I played The Bloodcove Blockade via play-by-post, using the Iconic investigator, Quinn. I really enjoyed the first third of the adventure, and the rest is fine. There's plenty of opportunity to use social skills like Disguise, Bluff, Diplomacy, and more. Combat is less emphasized, though there's one that proved a real slog for the group I was in. The storyline is good, though there's perhaps too many story threads and a dubious timing mechanism--I remember losing track of the plot at one point. The scenario definitely makes use of (and adds to) existing setting lore and has good maps and artwork. Overall, I think I'm going to place this one in the "good but not great" category.


As the name implies, the scenario takes place in Bloodcove, a port city in the Mwangi Expanse. Bloodcove is a major trading hub for the Aspis Consortium and is used to channel relics stolen from the area's indigenous inhabitants, ore from mining operations, and a variety of smuggled goods. In a briefing given jointly by Fola Barun (whom I don't know) and Guaril Karela (whom I know and love), the PCs are told that their mission is designed to turn the city against the Aspis Consortium. Fola's reason is to do good for the sake of doing good (cutting off an Aspis mining operation from supplies before it can inadvertently set free an asura trapped for centuries in a temple), while Guaril and the Exchange Faction's reason is to make room for the Pathfinder Society to become a major player in the city. I like the joint motivation, though turning an entire city against those Aspis snakes seems like a big responsibility for a group of relatively inexperienced Pathfinders.

The PCs are told that the best place to start is a warehouse owned by the Vanji Prospector's Guild, which is essentially a front for the Aspis Consortium in Bloodcove. The goal is to infiltrate the place posing as customers, pilfer or snatch any records that would make the organisation look bad, and see if a captured Pathfinder spy named Malika Fenn is being held there. This was my favourite part of the scenario, as it really gave an opportunity for some under-utilised skills (like Bluff and Disguise) to shine. Posing as Aspis agents, my group gathered a lot of intel in the warehouse, found Malika, and was then able to launch a surprise attack from the inside to rescue her. It was one of those rare times that a plan all comes together, and was a lot of fun.
# # # # #
■ Exercise objective ■
Answer these questions using the review above:
1. Which iconic investigator was played in the scenario?
2. Which organization owns the warehouse where the PCs are told to start?
3. What is the name of the captured Pathfinder spy?

■ Dataset entries ■
# # # # #
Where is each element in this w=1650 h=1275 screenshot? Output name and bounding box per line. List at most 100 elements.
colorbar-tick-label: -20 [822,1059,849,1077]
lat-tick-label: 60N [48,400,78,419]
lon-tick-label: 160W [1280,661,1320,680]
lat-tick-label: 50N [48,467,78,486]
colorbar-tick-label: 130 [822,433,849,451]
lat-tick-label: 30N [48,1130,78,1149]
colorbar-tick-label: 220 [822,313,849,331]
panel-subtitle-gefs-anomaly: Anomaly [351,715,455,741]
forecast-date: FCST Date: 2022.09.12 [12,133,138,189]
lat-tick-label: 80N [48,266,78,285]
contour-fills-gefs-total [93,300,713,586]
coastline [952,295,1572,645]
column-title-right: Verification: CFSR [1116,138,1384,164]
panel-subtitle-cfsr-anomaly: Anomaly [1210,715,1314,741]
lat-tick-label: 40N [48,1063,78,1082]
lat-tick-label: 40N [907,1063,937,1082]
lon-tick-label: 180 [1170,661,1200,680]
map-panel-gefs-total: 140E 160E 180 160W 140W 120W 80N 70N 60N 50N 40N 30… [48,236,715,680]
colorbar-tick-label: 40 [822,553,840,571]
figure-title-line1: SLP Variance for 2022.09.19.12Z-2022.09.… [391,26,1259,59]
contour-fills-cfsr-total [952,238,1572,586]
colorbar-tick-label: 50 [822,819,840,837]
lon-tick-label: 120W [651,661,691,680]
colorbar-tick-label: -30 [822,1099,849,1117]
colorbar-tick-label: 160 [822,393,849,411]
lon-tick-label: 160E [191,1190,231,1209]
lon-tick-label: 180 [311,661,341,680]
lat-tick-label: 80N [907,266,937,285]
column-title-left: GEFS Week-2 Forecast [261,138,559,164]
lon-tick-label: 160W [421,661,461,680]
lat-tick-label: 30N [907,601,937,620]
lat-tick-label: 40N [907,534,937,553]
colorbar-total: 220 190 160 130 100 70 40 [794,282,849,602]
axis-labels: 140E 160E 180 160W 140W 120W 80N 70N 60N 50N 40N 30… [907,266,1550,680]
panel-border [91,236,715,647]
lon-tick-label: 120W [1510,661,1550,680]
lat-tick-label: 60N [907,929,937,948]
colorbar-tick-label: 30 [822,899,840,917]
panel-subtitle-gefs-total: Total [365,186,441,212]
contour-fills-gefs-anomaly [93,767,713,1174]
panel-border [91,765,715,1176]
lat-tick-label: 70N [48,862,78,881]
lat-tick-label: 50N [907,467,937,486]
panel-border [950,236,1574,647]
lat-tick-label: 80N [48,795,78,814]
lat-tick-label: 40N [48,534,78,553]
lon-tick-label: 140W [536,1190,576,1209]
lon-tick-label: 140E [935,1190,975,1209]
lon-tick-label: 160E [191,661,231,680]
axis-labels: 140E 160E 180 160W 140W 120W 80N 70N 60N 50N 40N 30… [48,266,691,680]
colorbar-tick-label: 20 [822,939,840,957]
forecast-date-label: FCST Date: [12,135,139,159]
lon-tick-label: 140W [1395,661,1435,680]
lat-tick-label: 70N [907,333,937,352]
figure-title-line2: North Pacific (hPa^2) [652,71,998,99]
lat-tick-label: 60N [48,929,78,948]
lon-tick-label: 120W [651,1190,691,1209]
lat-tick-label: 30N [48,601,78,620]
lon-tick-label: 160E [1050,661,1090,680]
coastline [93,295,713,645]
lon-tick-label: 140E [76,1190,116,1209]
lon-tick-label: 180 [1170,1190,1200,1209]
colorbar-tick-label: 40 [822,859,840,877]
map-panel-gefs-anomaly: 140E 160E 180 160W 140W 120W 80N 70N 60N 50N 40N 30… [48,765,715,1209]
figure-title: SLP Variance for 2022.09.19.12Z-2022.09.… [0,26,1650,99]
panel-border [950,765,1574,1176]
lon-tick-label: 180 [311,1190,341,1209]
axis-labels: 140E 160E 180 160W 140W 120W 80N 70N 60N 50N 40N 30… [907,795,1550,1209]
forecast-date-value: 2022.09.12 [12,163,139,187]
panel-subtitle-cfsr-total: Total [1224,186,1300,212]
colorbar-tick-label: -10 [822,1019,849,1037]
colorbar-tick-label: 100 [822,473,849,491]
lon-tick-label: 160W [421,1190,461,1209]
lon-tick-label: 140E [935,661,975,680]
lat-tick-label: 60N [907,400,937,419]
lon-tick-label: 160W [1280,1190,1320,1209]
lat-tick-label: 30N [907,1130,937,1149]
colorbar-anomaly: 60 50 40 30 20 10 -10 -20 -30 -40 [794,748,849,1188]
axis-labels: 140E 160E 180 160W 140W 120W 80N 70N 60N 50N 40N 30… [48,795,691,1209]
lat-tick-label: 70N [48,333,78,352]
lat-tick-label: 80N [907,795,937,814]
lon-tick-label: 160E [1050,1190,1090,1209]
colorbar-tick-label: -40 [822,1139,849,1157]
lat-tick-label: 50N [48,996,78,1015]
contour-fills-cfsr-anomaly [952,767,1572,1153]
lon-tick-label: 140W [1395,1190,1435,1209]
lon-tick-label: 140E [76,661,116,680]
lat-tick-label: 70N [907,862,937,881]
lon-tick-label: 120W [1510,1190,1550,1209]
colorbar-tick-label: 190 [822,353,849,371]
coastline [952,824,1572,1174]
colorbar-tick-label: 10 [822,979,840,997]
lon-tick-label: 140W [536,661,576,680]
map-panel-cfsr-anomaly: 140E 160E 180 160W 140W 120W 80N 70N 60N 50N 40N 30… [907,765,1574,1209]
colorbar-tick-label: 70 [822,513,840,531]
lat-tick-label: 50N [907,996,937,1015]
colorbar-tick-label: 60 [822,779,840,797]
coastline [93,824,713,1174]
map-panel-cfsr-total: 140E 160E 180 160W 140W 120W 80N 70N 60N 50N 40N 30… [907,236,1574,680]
# # # # #
■ Complete response ■
1. Quinn
2. The Vanji Prospector's Guild
3. Malika Fenn